▸ Requirement
Copy out each line of the material in which the word "color" appears.

▸ Input data
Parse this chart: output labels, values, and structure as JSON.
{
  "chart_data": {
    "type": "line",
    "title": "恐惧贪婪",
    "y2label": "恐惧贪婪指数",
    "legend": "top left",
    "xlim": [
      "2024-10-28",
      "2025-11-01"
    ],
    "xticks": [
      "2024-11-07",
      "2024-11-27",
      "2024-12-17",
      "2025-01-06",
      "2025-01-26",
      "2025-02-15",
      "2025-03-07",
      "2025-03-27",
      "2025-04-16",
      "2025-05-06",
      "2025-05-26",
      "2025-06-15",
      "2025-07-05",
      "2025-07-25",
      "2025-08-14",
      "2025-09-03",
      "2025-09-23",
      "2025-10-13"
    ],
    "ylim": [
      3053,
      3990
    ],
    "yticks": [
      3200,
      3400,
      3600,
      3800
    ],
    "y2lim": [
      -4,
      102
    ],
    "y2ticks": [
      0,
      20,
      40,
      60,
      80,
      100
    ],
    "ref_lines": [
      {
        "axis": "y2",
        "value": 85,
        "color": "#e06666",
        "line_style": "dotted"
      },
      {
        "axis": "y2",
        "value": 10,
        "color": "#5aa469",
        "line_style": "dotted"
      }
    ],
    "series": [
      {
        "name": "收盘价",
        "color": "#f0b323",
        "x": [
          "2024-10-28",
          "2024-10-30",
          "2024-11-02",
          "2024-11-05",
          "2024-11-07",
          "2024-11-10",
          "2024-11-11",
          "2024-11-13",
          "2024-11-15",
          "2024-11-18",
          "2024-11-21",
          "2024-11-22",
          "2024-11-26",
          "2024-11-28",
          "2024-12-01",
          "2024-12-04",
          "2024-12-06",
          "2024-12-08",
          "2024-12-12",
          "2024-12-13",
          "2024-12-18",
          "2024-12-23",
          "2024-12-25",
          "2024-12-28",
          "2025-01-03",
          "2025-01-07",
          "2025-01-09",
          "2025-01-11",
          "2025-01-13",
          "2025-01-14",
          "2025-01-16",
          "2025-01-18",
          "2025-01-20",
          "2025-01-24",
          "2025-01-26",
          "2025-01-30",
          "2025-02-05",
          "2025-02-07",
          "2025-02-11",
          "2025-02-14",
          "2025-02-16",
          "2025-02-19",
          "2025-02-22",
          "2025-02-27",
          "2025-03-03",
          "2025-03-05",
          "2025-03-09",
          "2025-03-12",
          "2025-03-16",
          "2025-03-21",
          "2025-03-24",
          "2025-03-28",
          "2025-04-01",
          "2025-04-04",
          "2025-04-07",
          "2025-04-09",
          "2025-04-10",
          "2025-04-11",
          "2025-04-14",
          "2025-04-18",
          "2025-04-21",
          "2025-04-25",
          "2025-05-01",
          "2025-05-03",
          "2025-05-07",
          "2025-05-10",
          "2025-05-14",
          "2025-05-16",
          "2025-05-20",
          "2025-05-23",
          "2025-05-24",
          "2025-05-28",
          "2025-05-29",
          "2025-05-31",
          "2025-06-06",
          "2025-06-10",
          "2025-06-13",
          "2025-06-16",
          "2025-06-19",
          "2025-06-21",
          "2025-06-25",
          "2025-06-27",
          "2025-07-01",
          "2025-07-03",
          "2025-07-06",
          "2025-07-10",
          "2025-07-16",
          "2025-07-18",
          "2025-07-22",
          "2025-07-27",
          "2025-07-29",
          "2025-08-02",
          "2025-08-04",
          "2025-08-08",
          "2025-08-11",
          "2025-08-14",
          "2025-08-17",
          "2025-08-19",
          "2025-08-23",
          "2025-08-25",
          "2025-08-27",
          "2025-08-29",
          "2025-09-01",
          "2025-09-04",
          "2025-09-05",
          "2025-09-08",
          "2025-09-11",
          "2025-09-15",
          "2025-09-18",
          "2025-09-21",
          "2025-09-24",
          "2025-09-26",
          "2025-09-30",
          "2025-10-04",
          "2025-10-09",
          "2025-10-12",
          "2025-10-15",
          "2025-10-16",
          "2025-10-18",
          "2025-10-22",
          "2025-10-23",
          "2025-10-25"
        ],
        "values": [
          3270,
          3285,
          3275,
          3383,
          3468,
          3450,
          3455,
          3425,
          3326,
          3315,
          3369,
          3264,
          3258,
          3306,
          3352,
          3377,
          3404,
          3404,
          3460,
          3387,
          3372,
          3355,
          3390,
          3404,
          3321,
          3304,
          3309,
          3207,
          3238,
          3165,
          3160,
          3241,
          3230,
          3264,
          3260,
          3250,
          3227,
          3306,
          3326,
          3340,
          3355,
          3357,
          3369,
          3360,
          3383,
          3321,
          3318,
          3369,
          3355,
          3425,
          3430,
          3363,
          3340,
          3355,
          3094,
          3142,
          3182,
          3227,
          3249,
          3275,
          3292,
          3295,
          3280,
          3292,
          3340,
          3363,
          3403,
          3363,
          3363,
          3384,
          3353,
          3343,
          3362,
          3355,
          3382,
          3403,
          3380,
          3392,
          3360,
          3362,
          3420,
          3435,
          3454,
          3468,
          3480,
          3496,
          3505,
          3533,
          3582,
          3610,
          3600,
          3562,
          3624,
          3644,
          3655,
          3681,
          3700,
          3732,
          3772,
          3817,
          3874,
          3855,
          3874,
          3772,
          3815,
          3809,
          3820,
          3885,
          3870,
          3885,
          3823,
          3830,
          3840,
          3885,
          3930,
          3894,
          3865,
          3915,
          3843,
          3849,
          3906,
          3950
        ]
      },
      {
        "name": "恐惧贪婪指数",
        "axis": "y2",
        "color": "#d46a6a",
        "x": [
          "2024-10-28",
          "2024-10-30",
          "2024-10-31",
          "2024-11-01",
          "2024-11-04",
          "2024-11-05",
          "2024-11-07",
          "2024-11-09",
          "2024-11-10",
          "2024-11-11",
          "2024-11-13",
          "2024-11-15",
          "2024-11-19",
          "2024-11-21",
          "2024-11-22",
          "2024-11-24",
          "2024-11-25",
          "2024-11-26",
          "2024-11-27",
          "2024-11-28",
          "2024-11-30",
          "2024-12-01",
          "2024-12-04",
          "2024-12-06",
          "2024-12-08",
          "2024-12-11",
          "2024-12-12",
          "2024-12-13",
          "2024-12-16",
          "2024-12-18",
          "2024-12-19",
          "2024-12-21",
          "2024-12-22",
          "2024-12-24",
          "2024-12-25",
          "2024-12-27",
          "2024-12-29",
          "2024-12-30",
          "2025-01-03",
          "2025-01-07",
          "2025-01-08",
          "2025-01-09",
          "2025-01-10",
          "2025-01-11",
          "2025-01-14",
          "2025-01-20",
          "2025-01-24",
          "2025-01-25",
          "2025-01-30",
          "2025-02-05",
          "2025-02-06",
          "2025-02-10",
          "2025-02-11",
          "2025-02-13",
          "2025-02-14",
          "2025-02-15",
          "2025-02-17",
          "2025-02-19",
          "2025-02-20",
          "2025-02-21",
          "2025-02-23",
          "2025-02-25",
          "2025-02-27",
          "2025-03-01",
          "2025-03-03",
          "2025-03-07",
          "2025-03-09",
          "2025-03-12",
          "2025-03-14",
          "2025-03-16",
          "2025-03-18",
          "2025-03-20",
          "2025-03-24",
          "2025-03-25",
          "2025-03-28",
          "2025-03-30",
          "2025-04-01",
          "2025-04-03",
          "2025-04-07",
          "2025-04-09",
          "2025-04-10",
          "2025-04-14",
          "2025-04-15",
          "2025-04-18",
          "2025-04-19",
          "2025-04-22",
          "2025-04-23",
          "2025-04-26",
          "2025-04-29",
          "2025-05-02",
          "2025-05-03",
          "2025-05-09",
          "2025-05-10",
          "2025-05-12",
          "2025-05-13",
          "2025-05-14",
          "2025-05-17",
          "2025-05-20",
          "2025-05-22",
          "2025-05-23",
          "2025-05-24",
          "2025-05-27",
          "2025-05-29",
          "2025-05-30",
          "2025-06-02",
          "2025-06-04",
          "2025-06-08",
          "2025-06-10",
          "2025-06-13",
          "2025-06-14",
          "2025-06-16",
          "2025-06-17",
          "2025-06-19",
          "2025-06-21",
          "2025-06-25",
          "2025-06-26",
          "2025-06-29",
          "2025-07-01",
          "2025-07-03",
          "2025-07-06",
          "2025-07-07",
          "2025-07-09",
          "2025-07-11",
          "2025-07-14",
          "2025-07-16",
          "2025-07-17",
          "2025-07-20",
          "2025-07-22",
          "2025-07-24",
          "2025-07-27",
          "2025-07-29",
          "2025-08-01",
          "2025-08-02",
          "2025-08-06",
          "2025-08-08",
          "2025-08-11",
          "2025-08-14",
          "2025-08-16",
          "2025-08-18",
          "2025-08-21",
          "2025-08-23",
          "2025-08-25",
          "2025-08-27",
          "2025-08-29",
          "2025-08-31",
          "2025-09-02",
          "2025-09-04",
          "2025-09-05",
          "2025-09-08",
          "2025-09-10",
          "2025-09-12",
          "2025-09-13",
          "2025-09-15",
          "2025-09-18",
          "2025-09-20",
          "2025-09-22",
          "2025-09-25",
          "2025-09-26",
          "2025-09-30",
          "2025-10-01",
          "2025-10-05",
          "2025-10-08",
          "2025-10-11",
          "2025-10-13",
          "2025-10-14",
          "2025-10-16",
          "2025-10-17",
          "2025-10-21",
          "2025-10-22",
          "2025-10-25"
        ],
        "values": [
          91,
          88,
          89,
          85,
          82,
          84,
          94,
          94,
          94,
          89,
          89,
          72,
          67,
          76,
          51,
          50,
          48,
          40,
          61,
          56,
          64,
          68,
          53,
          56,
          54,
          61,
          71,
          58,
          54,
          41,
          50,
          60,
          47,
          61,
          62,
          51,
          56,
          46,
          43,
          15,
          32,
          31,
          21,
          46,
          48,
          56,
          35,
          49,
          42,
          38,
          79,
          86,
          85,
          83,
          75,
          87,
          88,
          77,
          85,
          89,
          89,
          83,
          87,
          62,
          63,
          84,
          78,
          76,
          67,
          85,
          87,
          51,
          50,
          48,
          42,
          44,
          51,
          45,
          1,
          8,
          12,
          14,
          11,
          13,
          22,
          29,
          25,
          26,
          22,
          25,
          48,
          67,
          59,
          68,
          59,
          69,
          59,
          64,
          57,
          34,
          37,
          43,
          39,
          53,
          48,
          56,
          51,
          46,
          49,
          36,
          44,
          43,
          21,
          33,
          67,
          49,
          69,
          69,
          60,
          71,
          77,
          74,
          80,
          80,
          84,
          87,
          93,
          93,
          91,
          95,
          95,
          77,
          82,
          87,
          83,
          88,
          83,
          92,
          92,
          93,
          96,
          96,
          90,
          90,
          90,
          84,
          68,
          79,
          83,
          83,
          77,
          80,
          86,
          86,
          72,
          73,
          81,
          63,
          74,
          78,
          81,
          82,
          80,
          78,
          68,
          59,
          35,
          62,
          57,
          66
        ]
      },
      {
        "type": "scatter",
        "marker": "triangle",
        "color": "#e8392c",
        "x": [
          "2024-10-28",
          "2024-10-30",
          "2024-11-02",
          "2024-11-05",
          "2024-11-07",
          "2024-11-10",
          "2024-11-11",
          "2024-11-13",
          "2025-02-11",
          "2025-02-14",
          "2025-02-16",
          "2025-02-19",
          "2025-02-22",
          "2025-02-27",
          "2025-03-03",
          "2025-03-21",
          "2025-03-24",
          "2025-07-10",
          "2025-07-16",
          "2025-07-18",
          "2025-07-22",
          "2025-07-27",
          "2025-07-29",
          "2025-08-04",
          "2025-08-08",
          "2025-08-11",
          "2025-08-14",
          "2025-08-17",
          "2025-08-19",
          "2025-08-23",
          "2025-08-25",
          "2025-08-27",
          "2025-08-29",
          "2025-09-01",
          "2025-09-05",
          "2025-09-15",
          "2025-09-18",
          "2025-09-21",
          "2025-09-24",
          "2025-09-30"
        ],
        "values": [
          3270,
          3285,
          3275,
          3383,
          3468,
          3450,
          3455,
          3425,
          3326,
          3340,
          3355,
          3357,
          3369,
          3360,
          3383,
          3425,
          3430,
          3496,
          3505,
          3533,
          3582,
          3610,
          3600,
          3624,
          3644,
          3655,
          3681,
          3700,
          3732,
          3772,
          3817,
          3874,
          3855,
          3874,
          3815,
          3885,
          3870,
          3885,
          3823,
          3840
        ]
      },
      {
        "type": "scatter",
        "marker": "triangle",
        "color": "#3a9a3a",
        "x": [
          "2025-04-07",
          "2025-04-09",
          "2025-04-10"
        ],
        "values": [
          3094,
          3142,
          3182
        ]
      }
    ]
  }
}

▸ Answer to the exercise
        "color": "#e06666",
        "color": "#5aa469",
        "color": "#f0b323",
        "color": "#d46a6a",
        "color": "#e8392c",
        "color": "#3a9a3a",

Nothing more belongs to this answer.